··· Text

Uniquely Distinct Americanisms

Unless the National Curriculum has changed a good deal in the eight-odd years I’ve been gone, I think you might be blocking the memories of school reports. When I was in school there we certainly had As & Bs, as well as the attendant Cs & Ds & Es.

Which, I suppose, brings up another Americanism, possibly.

UK schools use A/B/C/D/E; American schools use A/B/C/D/F(ail). Which system (if either) do other nations use?

When I was a kid, there were plenty of parents who had bumper stickers proclaiming their teens’ participation in the high school football team – “Wayne High School Football Parent” and such. The “honor student” stickers developed quite a bit after that. I thought it was only fair – why should only athletes get braggin rights?

Oh, we certainly had those. We did not, however, get certificates twice a year declaring that we were “All As and Bs” students, which my kids get from their American schools.

I think in the UK you’re much more likely to get stickers of a humerous nature such as:

I want to die in my sleep like my grandfather… Not screaming and yelling like the passengers in his car.

We didn’t get these either. We just got our report cards three to six times a year. These days it seems schools (and any kind of institution) hands out certificates at the drop of the hat. And kids have graduation ceremonies upon completing Kindergarten, elementary school, and junior high; whereas, we just graduated once, from high school.

Never understood that either. Why the big hoopla over high school graduation? None of my friends ever adequately explained this to me, to the point that they had to resort to offers of free food, sex, and even to violence, to get me to walk with them. To me, HS graduation is essentially a ceremony proclaiming to all in attendance that one is now barely qualified to hold a few entry-level jobs. The fact that I didn’t turn to dope, crack, get a girl pregnant, or any of the other things that lead to people dropping out isn’t an achievement to me.

On the other hand, I’ll be somewhat proud of myself when I get out of college in May, and even prouder should I successfully complete a J.D.

It occurs to me upon rereading that sentence that this might be taken as somewhat insensitive. Will the jury please disregard this bit, and instead let it read “I don’t feel I accomplished anything in finishing high school.”

Hardly. A Levels are from A to E, GCSEs from A to G, National Curriculum acheivement from 10 to 1, and any other assessment is whatever the school decides to use.

I didn’t care and neither did my friends. I did for my parents.

BTW, did you collect on the first two?

I take it you mean elementary and middle school…?

Didn’t go to school here then. Lived in England until I was 14. No grad ceremonies for anything less than a bachelor’s there.

I think he meant free food and sex.

······

Duplicate the part of the Americanisms thread between "Which, I suppose, brings" and "get braggin rights?", inclusive. The rows that follow have no connection to the Americanisms thread.

··· Extracted entries

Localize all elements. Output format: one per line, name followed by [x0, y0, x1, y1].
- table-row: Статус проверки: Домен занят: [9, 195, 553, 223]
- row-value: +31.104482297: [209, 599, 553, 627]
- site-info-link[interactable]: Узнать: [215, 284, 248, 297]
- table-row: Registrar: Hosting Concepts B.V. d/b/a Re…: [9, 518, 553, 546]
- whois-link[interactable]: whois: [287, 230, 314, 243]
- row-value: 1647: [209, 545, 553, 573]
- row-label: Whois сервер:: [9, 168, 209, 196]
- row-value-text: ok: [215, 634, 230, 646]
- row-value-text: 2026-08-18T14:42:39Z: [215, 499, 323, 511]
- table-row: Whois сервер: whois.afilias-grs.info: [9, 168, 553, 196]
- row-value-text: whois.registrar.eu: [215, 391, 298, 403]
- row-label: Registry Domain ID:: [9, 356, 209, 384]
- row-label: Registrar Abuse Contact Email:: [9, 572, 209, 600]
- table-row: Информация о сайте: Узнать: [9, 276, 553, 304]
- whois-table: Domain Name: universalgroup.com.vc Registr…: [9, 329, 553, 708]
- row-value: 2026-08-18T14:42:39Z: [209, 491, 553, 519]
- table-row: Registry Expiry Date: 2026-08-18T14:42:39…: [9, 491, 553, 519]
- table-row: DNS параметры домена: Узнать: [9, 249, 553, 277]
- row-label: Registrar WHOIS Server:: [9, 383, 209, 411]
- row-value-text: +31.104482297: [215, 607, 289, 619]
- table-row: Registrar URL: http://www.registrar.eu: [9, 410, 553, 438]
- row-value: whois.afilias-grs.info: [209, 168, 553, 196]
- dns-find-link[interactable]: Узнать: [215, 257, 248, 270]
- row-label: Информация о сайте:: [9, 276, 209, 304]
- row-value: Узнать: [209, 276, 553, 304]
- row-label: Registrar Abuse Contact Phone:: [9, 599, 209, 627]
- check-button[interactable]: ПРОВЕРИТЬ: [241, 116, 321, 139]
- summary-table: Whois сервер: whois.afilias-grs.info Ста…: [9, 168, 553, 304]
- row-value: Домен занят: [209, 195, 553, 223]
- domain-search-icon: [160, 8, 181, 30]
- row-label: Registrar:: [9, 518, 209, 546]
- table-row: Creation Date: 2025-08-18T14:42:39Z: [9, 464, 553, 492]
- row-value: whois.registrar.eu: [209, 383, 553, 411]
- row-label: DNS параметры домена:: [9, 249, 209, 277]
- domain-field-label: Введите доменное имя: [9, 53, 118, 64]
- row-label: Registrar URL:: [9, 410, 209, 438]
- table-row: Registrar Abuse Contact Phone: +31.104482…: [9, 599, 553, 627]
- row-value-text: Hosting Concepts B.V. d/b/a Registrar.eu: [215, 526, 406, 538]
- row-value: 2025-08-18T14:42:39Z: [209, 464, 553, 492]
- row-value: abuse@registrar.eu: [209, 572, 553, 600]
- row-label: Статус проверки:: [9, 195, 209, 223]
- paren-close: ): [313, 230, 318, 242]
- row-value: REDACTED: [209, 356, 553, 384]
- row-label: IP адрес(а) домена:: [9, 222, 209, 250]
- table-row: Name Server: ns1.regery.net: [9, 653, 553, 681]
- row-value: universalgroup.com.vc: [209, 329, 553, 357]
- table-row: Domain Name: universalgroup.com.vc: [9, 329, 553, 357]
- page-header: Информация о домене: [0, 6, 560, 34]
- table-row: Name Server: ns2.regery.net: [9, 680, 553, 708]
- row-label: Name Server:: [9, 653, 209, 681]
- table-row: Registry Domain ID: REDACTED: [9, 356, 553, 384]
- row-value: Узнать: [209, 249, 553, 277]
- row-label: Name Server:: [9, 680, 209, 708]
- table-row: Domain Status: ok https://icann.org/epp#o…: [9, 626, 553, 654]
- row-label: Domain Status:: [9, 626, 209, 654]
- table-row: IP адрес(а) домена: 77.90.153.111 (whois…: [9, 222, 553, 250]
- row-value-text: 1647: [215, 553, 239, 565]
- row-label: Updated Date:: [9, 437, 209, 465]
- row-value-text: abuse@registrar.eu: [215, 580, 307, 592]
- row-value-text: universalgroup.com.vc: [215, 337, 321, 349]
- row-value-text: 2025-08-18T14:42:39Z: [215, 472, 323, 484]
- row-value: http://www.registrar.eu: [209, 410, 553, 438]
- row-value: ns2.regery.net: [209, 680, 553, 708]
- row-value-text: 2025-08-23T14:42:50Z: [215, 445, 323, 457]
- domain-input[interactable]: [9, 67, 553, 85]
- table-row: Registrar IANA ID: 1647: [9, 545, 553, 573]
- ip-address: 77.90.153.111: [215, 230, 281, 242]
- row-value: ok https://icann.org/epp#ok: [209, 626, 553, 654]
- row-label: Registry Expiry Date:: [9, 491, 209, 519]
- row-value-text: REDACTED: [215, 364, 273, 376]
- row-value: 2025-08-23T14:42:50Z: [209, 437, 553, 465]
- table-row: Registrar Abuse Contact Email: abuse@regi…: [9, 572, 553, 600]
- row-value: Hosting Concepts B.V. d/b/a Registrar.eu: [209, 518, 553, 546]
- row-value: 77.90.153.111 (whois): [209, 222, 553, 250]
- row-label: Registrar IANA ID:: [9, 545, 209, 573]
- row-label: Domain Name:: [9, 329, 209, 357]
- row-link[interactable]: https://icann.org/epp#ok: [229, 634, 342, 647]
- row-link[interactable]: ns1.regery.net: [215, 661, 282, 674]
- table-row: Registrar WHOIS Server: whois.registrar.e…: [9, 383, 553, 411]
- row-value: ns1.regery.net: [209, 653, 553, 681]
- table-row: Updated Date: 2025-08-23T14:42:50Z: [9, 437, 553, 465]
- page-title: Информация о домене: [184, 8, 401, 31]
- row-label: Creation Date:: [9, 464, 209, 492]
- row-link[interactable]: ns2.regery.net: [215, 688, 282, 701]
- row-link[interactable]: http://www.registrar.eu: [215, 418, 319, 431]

······

Task solution —
Which, I suppose, brings up another Americanism, possibly.

UK schools use A/B/C/D/E; American schools use A/B/C/D/F(ail). Which system (if either) do other nations use?

When I was a kid, there were plenty of parents who had bumper stickers proclaiming their teens’ participation in the high school football team – “Wayne High School Football Parent” and such. The “honor student” stickers developed quite a bit after that. I thought it was only fair – why should only athletes get braggin rights?